(Data extracted from a collection)
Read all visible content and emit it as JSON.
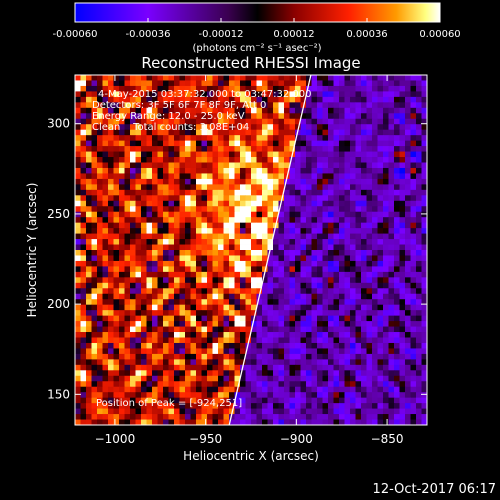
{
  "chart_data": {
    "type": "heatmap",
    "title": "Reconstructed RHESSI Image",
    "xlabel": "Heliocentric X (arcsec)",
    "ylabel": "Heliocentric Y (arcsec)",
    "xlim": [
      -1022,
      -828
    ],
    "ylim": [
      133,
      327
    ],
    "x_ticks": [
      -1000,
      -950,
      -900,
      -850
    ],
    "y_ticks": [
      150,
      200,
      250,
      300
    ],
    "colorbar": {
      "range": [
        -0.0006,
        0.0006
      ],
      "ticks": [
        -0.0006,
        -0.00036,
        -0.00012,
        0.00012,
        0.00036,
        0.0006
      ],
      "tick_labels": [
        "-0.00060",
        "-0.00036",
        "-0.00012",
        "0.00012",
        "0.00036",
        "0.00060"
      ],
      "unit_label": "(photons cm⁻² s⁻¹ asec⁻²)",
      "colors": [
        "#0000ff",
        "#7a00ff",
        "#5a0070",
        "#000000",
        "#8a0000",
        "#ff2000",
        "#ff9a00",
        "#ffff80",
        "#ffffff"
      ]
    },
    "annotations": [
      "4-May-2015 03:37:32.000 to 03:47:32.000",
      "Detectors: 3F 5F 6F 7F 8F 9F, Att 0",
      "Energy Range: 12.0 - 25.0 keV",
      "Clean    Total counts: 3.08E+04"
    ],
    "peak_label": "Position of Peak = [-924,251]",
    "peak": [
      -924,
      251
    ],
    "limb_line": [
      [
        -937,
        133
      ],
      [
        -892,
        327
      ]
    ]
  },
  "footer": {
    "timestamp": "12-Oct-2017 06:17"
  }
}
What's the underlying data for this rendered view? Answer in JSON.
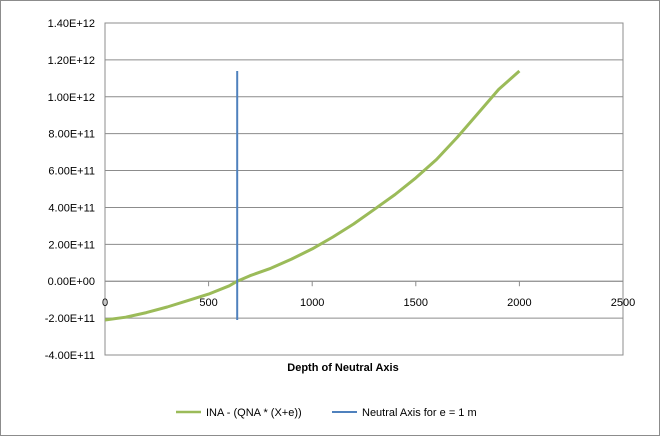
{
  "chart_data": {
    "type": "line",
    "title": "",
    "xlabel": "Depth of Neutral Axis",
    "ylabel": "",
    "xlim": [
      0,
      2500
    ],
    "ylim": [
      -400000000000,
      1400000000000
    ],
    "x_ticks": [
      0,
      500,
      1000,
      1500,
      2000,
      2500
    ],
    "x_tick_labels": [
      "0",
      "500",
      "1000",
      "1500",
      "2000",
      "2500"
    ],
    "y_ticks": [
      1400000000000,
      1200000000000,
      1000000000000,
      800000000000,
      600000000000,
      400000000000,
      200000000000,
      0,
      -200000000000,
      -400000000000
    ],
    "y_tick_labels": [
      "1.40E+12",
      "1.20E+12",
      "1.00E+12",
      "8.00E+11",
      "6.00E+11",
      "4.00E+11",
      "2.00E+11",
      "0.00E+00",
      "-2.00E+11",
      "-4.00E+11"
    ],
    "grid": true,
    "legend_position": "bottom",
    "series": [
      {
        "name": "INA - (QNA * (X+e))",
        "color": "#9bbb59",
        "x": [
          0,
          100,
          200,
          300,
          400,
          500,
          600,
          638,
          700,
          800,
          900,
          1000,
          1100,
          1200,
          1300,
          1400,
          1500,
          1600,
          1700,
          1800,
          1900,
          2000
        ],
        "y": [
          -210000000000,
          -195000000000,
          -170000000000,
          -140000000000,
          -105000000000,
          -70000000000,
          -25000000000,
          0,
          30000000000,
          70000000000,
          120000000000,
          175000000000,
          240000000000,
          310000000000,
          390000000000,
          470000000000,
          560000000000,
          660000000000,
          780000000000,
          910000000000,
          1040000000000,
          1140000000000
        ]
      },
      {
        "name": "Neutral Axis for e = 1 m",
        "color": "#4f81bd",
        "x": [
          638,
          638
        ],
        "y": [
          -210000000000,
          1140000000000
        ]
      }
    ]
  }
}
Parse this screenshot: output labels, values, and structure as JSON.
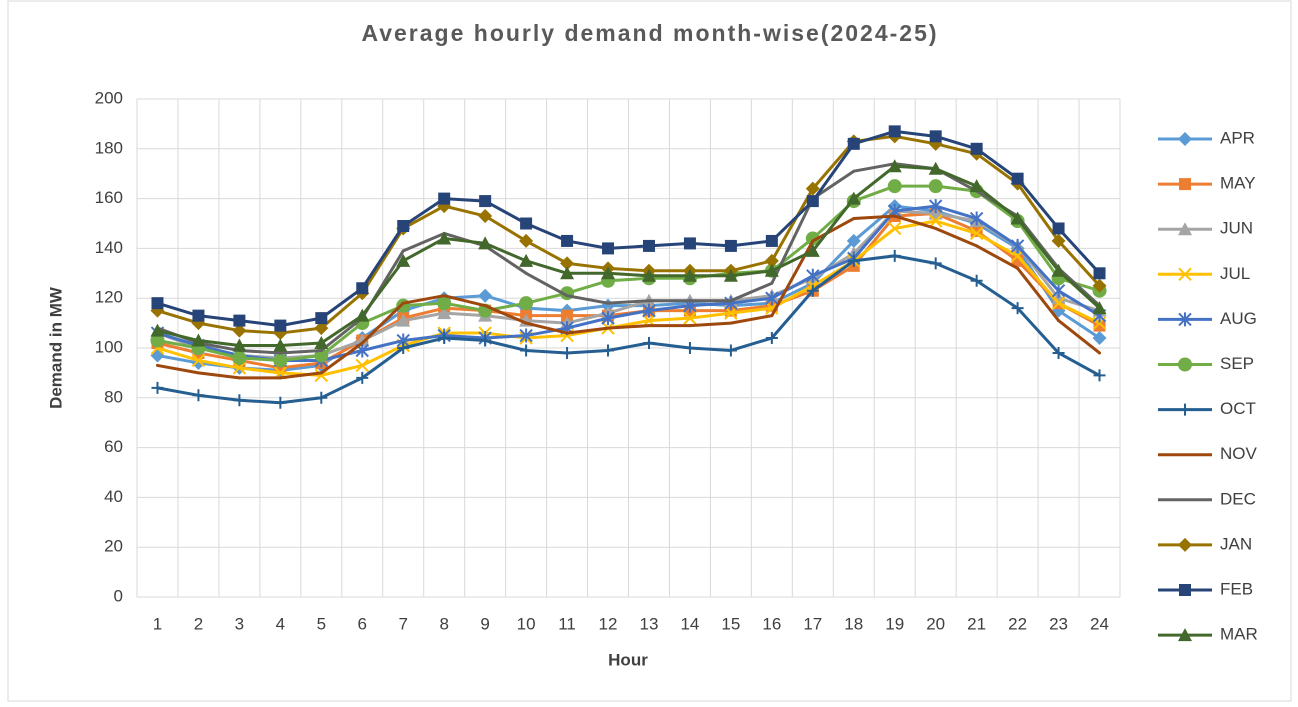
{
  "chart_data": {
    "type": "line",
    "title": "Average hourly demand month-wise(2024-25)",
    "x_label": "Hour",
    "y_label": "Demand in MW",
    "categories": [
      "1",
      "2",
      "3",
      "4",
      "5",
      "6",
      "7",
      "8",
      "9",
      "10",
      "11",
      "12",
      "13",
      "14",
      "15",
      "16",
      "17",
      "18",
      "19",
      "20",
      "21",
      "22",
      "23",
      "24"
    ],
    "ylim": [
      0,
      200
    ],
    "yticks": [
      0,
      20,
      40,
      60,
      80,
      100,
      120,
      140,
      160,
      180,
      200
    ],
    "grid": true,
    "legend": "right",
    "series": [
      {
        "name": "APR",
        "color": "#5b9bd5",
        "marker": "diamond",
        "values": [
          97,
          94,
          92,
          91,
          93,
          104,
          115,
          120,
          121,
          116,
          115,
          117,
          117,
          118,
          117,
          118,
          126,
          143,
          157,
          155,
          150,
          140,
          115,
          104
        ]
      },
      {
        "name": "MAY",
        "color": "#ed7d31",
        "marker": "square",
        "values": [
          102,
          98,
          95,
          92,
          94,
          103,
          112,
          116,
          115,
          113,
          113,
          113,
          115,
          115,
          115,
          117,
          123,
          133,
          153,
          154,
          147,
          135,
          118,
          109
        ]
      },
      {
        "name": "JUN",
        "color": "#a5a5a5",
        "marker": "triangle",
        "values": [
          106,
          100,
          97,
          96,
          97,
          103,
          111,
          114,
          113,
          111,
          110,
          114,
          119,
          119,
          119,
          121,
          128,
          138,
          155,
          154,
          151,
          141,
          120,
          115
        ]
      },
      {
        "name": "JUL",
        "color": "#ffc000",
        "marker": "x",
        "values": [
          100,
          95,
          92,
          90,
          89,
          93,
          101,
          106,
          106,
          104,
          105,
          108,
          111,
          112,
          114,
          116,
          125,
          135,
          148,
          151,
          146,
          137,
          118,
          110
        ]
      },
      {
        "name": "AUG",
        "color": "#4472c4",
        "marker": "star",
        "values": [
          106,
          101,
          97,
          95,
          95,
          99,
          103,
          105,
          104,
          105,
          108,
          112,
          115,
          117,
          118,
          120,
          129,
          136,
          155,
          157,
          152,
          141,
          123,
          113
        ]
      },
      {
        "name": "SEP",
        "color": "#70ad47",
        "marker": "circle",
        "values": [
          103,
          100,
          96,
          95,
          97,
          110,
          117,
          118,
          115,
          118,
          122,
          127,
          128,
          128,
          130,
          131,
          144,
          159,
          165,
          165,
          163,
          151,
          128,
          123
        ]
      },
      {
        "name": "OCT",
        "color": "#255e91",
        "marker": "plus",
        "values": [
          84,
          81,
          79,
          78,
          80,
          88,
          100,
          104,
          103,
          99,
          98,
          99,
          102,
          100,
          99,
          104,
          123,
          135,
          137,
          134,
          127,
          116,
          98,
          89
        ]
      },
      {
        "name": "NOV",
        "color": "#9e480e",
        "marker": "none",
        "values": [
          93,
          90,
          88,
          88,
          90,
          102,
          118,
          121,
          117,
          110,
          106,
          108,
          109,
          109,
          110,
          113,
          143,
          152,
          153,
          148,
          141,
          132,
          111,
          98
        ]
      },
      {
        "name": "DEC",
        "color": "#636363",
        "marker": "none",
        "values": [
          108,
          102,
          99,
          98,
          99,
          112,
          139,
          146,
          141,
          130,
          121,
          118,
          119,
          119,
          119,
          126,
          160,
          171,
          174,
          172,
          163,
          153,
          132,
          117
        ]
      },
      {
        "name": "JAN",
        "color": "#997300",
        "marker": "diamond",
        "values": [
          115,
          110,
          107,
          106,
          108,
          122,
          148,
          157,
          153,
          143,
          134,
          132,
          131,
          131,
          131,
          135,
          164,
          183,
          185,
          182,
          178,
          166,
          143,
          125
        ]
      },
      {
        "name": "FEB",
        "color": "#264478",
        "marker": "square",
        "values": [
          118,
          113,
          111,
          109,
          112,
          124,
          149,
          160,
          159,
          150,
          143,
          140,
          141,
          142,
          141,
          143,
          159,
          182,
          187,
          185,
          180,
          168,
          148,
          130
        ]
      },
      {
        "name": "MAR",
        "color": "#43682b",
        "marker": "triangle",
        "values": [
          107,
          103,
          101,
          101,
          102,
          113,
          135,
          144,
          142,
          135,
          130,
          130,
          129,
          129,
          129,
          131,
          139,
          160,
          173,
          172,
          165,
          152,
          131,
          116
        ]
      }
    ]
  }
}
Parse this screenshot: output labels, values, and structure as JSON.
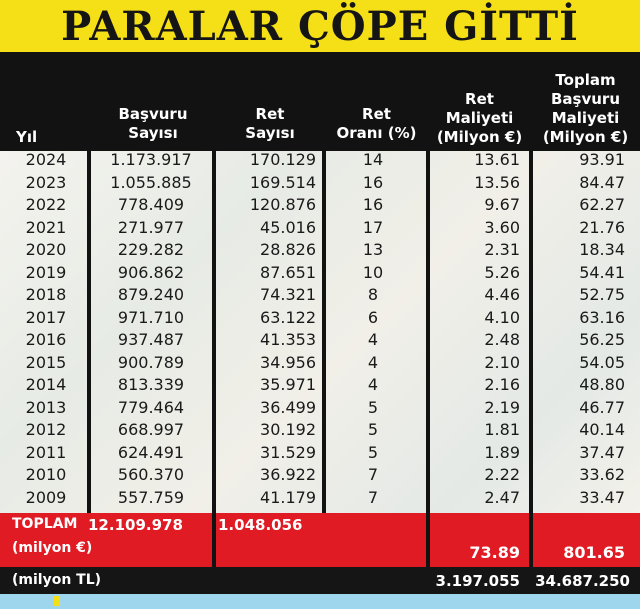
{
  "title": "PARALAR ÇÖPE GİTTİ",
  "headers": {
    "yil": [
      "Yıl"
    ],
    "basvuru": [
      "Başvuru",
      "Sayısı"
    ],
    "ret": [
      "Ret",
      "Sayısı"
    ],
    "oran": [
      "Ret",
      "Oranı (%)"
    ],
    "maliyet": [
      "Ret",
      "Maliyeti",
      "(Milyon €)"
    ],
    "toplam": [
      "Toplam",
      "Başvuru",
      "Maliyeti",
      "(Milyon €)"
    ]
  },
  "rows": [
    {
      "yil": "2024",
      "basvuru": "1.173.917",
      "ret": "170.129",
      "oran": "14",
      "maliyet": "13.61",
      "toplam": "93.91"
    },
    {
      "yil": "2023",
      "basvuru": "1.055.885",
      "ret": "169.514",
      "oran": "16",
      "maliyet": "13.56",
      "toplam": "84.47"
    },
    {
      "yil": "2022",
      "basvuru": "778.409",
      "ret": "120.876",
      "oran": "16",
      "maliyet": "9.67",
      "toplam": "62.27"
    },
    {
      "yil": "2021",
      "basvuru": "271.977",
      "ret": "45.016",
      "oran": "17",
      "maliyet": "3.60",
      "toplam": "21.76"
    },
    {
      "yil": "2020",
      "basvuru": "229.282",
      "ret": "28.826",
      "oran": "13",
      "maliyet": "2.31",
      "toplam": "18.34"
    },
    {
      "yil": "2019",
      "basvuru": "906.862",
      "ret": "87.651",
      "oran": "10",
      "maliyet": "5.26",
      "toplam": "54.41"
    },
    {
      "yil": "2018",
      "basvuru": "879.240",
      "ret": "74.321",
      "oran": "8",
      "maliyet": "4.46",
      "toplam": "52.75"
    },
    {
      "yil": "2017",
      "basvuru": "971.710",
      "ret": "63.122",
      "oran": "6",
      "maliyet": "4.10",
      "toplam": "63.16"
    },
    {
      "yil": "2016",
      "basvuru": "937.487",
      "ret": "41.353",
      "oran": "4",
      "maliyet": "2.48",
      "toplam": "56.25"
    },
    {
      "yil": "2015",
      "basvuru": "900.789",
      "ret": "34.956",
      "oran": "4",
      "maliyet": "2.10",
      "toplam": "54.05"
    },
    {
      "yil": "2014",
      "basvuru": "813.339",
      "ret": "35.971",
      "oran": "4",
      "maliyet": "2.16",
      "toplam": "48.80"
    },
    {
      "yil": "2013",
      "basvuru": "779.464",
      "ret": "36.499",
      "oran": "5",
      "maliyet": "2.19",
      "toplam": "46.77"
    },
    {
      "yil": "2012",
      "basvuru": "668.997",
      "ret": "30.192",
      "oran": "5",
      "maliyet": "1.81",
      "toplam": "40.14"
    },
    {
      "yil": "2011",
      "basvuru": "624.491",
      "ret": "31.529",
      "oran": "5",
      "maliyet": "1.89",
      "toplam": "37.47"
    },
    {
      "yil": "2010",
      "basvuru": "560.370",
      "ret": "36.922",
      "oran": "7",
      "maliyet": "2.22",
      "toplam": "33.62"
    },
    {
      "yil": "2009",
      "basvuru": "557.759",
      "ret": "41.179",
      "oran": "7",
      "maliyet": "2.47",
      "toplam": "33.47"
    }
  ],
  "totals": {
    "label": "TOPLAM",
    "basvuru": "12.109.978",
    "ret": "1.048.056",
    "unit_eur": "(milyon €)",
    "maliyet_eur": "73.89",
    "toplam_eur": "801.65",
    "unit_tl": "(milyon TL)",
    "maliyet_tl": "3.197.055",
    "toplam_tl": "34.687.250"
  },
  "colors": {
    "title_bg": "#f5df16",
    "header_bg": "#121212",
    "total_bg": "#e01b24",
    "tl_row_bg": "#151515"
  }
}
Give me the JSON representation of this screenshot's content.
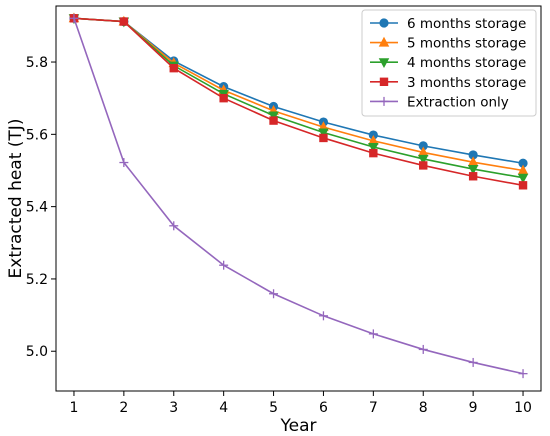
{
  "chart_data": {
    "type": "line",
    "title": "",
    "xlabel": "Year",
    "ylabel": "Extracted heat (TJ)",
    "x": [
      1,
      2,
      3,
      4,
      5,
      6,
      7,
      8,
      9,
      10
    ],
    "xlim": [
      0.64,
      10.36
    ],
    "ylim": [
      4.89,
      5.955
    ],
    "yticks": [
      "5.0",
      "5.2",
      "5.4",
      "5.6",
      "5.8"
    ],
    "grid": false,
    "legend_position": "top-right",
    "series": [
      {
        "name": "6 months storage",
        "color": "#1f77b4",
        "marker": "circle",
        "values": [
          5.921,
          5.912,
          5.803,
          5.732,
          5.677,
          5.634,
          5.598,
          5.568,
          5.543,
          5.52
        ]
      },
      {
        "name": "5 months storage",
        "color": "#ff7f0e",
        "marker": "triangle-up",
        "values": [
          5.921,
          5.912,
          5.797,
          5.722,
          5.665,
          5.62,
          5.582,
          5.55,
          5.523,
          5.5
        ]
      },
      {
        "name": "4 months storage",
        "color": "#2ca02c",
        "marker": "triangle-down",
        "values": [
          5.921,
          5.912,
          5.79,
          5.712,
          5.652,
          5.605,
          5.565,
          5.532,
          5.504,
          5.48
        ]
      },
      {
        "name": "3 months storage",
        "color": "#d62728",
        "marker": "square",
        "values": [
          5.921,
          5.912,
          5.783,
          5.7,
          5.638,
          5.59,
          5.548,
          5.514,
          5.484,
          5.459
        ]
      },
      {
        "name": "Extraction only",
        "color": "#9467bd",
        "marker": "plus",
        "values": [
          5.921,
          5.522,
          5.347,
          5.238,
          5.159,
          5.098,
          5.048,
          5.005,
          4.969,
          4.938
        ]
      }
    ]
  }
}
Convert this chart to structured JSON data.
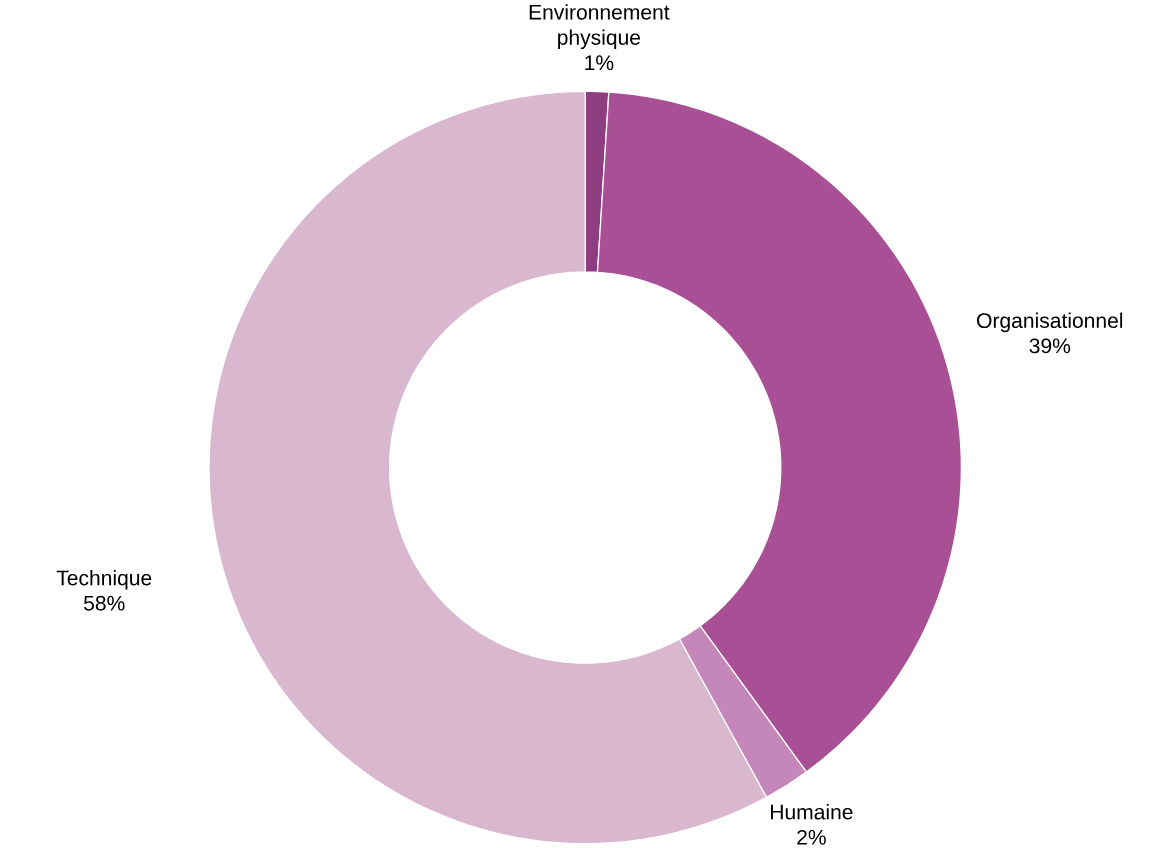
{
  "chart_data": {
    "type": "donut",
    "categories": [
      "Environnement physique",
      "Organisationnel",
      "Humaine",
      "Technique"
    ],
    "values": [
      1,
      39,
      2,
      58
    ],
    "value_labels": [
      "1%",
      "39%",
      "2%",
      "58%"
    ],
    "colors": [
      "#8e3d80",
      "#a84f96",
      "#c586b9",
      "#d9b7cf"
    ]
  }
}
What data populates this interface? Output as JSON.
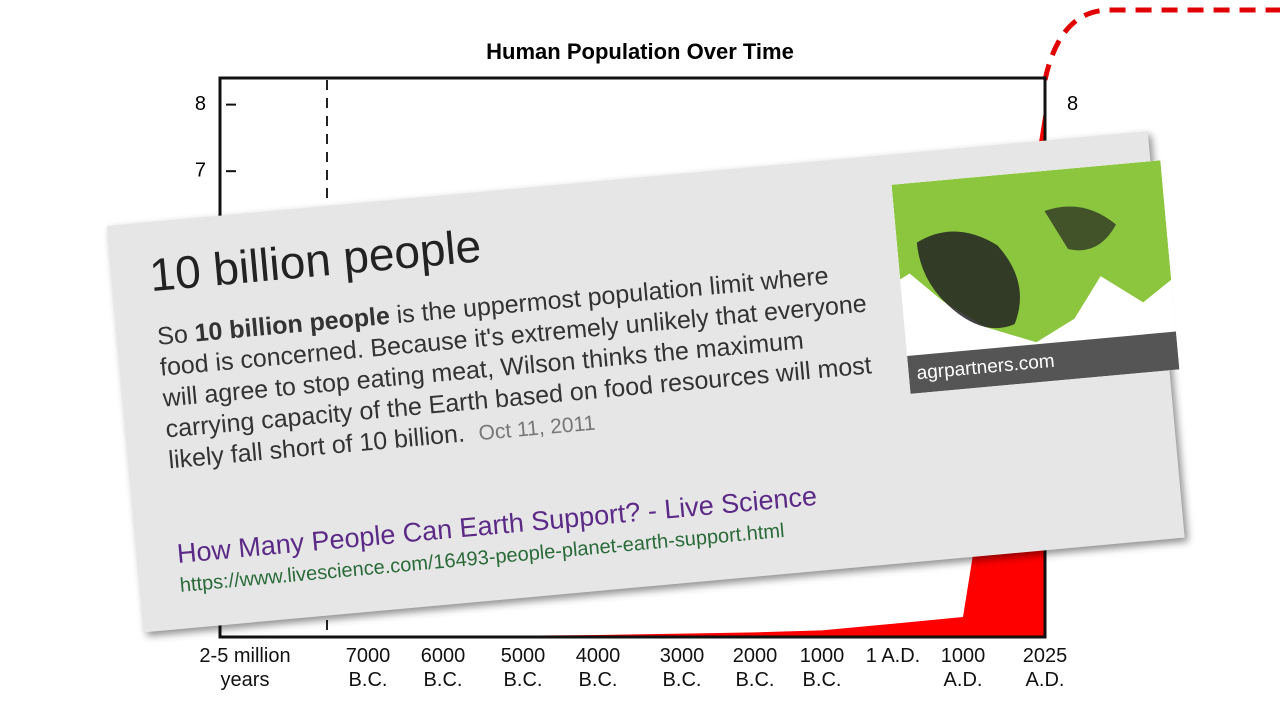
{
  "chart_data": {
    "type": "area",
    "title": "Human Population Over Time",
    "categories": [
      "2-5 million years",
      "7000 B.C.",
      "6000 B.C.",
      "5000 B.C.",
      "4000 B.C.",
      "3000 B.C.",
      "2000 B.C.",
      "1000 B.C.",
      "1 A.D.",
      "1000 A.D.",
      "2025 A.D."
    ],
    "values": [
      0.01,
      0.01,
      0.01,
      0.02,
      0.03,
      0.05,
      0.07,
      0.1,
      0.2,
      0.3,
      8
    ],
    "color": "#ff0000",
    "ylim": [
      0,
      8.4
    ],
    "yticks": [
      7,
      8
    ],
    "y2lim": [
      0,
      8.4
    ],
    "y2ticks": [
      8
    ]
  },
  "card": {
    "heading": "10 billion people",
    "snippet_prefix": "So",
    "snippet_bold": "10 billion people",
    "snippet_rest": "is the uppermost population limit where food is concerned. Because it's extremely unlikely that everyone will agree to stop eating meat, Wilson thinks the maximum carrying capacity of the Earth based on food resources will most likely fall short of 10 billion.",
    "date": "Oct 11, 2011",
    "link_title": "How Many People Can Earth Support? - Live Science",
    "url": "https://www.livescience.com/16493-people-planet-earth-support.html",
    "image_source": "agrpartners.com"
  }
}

What to work on: Only lines with "triangle" are wanted here; list each of them.

Exercise answer:
        "marker": "triangle",
        "marker": "triangle",
        "marker": "triangle-up",
        "marker": "triangle-down",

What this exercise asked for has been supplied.